Present the items as a Markdown table with columns "No." and "Text", one numbered row per line, running from the start of the items up to and including the line with "extract all elements". Skip blank lines and omit the pictures.

> **DATA RECORDS**:
* * * * * * * * *
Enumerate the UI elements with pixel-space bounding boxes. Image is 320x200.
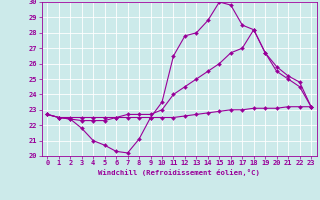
X-axis label: Windchill (Refroidissement éolien,°C): Windchill (Refroidissement éolien,°C) (98, 169, 260, 176)
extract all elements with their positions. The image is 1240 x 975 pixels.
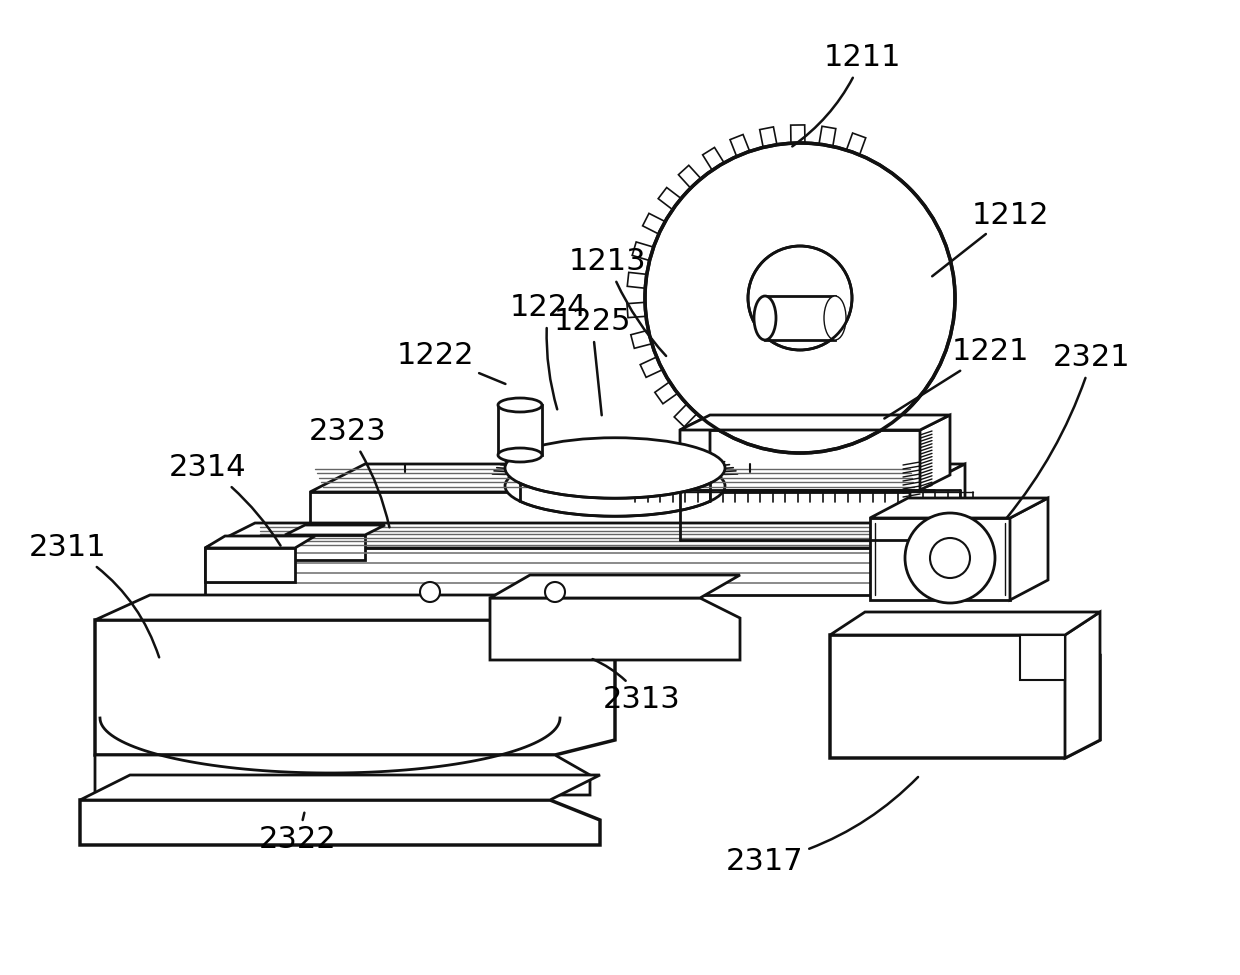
Text: 1221: 1221 xyxy=(884,337,1029,418)
Polygon shape xyxy=(631,331,652,348)
Polygon shape xyxy=(655,382,677,404)
Polygon shape xyxy=(490,575,740,598)
Polygon shape xyxy=(830,612,1100,635)
Polygon shape xyxy=(627,302,646,318)
Ellipse shape xyxy=(825,296,846,340)
Polygon shape xyxy=(724,438,744,459)
Text: 1224: 1224 xyxy=(510,293,587,409)
Polygon shape xyxy=(205,548,970,595)
Polygon shape xyxy=(680,430,920,490)
Polygon shape xyxy=(95,595,615,620)
Polygon shape xyxy=(765,296,835,340)
Polygon shape xyxy=(1065,612,1100,758)
Circle shape xyxy=(748,246,852,350)
Polygon shape xyxy=(754,448,771,468)
Polygon shape xyxy=(703,147,724,170)
Polygon shape xyxy=(285,535,365,560)
Polygon shape xyxy=(680,415,950,430)
Polygon shape xyxy=(642,214,665,234)
Polygon shape xyxy=(680,415,711,490)
Polygon shape xyxy=(310,464,965,492)
Polygon shape xyxy=(81,775,600,800)
Polygon shape xyxy=(490,598,740,660)
Text: 1222: 1222 xyxy=(397,340,506,384)
Ellipse shape xyxy=(505,455,725,516)
Polygon shape xyxy=(285,525,384,535)
Text: 1211: 1211 xyxy=(792,44,900,146)
Polygon shape xyxy=(81,800,600,845)
Polygon shape xyxy=(791,125,805,143)
Text: 1225: 1225 xyxy=(553,307,631,415)
Polygon shape xyxy=(870,498,1048,518)
Polygon shape xyxy=(498,405,542,455)
Polygon shape xyxy=(95,755,590,795)
Text: 2311: 2311 xyxy=(30,533,159,657)
Polygon shape xyxy=(760,127,777,147)
Text: 2323: 2323 xyxy=(309,417,389,527)
Polygon shape xyxy=(841,444,861,465)
Ellipse shape xyxy=(498,448,542,462)
Text: 2314: 2314 xyxy=(169,453,280,546)
Polygon shape xyxy=(910,464,965,530)
Polygon shape xyxy=(813,450,830,470)
Polygon shape xyxy=(847,133,866,155)
Text: 2322: 2322 xyxy=(259,813,337,854)
Text: 2321: 2321 xyxy=(1007,343,1131,518)
Polygon shape xyxy=(310,492,910,530)
Polygon shape xyxy=(658,187,681,210)
Ellipse shape xyxy=(498,398,542,412)
Polygon shape xyxy=(95,620,615,755)
Polygon shape xyxy=(1021,635,1065,680)
Text: 2313: 2313 xyxy=(593,659,681,715)
Circle shape xyxy=(420,582,440,602)
Polygon shape xyxy=(870,518,1011,600)
Polygon shape xyxy=(627,272,646,289)
Circle shape xyxy=(645,143,955,453)
Polygon shape xyxy=(1011,498,1048,600)
Text: 1213: 1213 xyxy=(569,248,666,356)
Text: 1212: 1212 xyxy=(932,201,1049,276)
Polygon shape xyxy=(205,548,295,582)
Polygon shape xyxy=(678,166,701,188)
Circle shape xyxy=(905,513,994,603)
Text: 2317: 2317 xyxy=(727,777,918,877)
Ellipse shape xyxy=(505,438,725,498)
Polygon shape xyxy=(830,635,1100,758)
Polygon shape xyxy=(640,357,662,377)
Polygon shape xyxy=(970,523,1021,595)
Polygon shape xyxy=(632,242,653,260)
Polygon shape xyxy=(205,523,1021,548)
Polygon shape xyxy=(698,423,719,446)
Circle shape xyxy=(930,538,970,578)
Polygon shape xyxy=(818,127,836,146)
Polygon shape xyxy=(785,452,800,471)
Circle shape xyxy=(546,582,565,602)
Polygon shape xyxy=(205,536,315,548)
Ellipse shape xyxy=(754,296,776,340)
Polygon shape xyxy=(730,135,750,156)
Polygon shape xyxy=(675,404,697,427)
Polygon shape xyxy=(920,415,950,490)
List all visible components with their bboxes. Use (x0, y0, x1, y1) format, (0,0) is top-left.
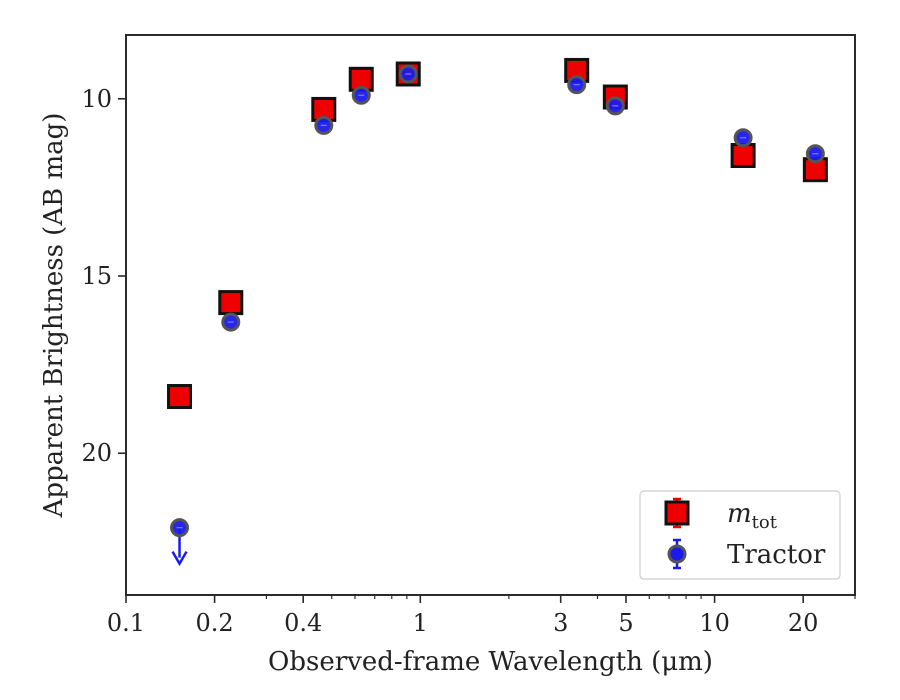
tractor-point (567, 75, 587, 95)
x-tick-label: 0.1 (107, 609, 145, 637)
x-tick-label: 5 (618, 609, 633, 637)
tractor-point (221, 312, 241, 332)
legend-mtot-sub: tot (752, 512, 778, 533)
x-tick-label: 0.4 (284, 609, 322, 637)
legend-mtot-marker (664, 497, 690, 529)
x-axis: 0.1 0.2 0.4 1 3 5 10 20 (107, 595, 856, 637)
tractor-point (605, 96, 625, 116)
legend-tractor-label: Tractor (727, 540, 826, 570)
y-axis: 10 15 20 (81, 85, 126, 467)
legend-mtot-base: m (727, 499, 752, 529)
mtot-point (167, 384, 193, 410)
legend-tractor-marker (667, 538, 687, 570)
tractor-point (170, 518, 190, 538)
mtot-point (730, 143, 756, 169)
series-mtot (167, 57, 828, 410)
upper-limit-head (171, 551, 188, 567)
x-tick-label: 20 (788, 609, 819, 637)
legend-tractor-circle (667, 544, 687, 564)
x-tick-label: 0.2 (196, 609, 234, 637)
tractor-point (398, 64, 418, 84)
y-axis-label: Apparent Brightness (AB mag) (39, 113, 69, 519)
y-tick-label: 10 (81, 85, 112, 113)
plot-frame (125, 34, 856, 596)
legend-mtot-square (664, 500, 690, 526)
mtot-point (218, 290, 244, 316)
legend-box (639, 490, 841, 580)
series-tractor (170, 64, 825, 567)
legend-mtot-label: mtot (727, 499, 778, 533)
tractor-point (351, 85, 371, 105)
y-tick-label: 20 (81, 439, 112, 467)
y-tick-label: 15 (81, 262, 112, 290)
x-tick-label: 1 (413, 609, 428, 637)
tractor-point (314, 115, 334, 135)
tractor-point (805, 144, 825, 164)
tractor-point (733, 128, 753, 148)
x-tick-label: 10 (699, 609, 730, 637)
x-tick-label: 3 (553, 609, 568, 637)
legend: mtot Tractor (639, 490, 841, 580)
x-axis-label: Observed-frame Wavelength (μm) (268, 647, 713, 677)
* * * * * * * * *
> **OUTPUT FOR THIS TASK**:
| No. | Text |
|---|---|
| 1 | Enumerate the UI elements with pixel-space bounding boxes. Image is 320x200. |
| 2 | X-axis label: Windchill (Refroidissement éolien,°C): Windchill (Refroidissement éolien,°C) (98, 169, 260, 176) |
| 3 | extract all elements with their positions. The image is 1240 x 975 pixels. |